*Directions for this task*
Search the data for the string "ديسمبـر" and extract every line where it appears.

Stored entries
________________________

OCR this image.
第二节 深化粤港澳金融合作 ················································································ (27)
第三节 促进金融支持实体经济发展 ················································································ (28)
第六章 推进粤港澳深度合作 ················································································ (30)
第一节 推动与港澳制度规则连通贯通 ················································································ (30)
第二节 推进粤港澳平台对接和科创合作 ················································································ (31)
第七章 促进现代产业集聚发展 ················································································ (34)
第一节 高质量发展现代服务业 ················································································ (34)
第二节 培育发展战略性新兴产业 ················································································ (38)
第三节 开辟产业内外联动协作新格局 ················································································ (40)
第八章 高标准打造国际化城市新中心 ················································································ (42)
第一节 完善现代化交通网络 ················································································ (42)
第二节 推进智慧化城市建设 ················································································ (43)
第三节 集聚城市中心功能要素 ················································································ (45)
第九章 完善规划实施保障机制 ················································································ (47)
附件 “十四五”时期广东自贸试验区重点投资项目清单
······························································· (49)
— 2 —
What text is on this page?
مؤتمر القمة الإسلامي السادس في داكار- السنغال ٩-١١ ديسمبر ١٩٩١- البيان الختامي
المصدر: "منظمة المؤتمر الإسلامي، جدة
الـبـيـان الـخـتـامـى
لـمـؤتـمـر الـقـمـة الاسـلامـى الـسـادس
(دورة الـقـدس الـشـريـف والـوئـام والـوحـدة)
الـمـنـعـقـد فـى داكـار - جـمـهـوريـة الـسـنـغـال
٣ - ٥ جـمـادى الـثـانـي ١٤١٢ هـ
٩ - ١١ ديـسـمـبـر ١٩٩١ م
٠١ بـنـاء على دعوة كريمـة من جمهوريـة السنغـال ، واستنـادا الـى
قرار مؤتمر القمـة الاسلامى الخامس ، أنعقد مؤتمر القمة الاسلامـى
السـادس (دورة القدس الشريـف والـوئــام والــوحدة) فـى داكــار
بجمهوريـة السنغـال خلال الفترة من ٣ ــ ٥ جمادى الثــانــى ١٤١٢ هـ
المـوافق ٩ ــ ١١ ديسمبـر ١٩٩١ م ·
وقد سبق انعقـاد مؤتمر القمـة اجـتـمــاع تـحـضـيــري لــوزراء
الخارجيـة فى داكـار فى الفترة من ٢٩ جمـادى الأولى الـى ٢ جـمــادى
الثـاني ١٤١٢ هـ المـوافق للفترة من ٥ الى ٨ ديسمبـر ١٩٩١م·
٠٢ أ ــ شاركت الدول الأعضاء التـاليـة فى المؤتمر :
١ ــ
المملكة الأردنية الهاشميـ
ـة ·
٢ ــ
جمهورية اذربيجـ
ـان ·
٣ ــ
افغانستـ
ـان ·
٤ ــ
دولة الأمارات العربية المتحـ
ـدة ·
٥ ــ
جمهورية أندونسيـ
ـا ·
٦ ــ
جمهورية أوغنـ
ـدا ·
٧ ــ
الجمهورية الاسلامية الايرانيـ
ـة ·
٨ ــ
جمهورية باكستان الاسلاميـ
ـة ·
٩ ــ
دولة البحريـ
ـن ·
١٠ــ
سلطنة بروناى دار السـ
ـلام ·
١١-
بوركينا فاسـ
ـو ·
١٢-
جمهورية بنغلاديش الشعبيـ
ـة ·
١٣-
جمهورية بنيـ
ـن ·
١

________________________

*Task result*
المـوافق ٩ ــ ١١ ديسمبـر ١٩٩١ م ·
الثـاني ١٤١٢ هـ المـوافق للفترة من ٥ الى ٨ ديسمبـر ١٩٩١م·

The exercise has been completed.